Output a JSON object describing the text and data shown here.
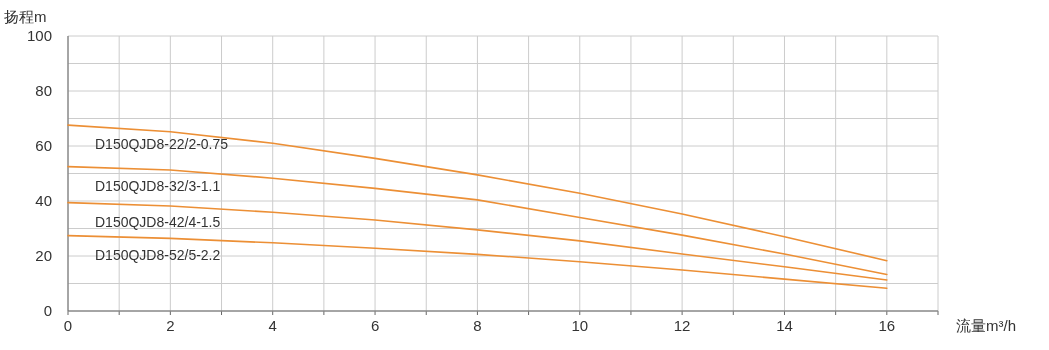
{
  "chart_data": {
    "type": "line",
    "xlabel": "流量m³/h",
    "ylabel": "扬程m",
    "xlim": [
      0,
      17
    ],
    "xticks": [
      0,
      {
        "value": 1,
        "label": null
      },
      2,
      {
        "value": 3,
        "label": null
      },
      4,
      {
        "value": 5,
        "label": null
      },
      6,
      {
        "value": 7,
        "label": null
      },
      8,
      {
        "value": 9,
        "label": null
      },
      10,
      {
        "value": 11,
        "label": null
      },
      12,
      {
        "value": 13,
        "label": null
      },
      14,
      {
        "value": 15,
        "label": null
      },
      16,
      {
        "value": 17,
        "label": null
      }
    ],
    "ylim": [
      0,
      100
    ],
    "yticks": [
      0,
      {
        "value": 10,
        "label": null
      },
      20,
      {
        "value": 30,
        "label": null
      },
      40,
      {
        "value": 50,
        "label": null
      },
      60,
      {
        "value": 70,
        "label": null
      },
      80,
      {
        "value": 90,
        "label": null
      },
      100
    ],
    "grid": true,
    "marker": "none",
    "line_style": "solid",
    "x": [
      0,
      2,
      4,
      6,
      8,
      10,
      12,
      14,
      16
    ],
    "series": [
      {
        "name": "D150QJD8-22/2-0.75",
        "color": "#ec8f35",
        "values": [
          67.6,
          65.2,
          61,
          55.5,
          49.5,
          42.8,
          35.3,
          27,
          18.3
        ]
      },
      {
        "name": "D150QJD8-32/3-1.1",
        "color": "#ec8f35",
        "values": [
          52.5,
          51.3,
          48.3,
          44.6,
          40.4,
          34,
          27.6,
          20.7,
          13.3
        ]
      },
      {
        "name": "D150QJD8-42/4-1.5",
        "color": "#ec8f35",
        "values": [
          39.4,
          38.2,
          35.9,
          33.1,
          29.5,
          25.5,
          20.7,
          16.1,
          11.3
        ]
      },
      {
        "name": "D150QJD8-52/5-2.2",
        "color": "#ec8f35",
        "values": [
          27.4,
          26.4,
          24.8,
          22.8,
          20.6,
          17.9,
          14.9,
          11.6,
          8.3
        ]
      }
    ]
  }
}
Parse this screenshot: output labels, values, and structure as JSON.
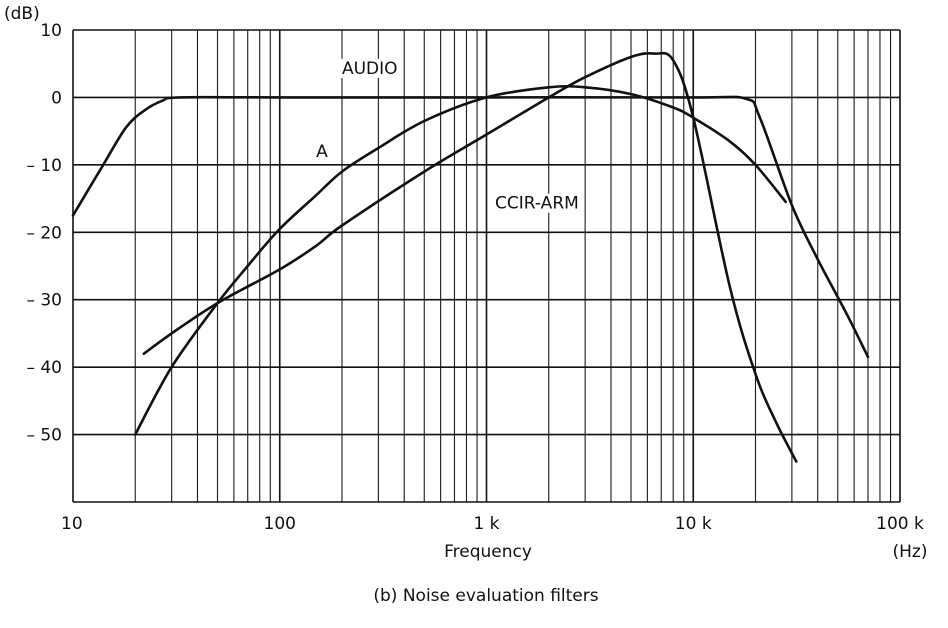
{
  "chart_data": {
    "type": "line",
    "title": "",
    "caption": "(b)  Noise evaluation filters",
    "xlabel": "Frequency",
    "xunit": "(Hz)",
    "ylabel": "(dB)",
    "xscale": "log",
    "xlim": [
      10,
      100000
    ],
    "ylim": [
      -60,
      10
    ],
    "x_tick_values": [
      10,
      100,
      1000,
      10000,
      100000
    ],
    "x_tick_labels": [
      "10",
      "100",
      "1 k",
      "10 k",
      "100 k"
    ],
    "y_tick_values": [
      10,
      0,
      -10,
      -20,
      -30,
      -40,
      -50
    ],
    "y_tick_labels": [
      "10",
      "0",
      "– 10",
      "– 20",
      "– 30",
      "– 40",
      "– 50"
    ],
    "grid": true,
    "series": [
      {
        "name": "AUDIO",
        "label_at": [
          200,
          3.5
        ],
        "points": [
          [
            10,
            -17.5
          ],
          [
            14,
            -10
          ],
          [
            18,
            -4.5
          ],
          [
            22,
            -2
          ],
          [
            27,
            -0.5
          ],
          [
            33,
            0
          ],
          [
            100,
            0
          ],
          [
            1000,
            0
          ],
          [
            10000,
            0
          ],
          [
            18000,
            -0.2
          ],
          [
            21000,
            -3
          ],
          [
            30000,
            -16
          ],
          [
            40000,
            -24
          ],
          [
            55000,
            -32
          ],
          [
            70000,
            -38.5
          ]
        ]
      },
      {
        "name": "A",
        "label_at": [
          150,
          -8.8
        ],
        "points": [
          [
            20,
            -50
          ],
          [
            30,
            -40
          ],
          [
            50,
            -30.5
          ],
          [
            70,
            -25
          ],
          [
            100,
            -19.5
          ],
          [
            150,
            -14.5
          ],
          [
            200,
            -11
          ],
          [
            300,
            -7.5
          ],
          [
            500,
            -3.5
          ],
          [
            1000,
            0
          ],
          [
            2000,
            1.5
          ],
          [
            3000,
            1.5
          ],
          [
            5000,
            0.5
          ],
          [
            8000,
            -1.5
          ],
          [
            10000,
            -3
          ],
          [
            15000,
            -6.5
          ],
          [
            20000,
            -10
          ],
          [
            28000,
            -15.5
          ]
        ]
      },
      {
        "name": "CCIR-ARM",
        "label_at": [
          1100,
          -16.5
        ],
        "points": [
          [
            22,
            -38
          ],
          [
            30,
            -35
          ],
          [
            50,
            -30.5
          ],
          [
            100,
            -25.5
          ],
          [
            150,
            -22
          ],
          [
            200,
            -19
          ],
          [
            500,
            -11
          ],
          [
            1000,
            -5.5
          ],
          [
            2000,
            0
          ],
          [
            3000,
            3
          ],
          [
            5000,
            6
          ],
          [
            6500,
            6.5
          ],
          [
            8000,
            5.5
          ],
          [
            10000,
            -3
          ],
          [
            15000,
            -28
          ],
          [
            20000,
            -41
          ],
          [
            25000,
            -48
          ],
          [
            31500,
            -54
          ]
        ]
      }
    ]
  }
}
———
* _STATED EXERCISE_
Locate all lines holding the word "name", then copy them out.

* _RESULT OF THE TASK_
        "name": "D150QJD8-22/2-0.75",
        "name": "D150QJD8-32/3-1.1",
        "name": "D150QJD8-42/4-1.5",
        "name": "D150QJD8-52/5-2.2",
        "name": "AUDIO",
        "name": "A",
        "name": "CCIR-ARM",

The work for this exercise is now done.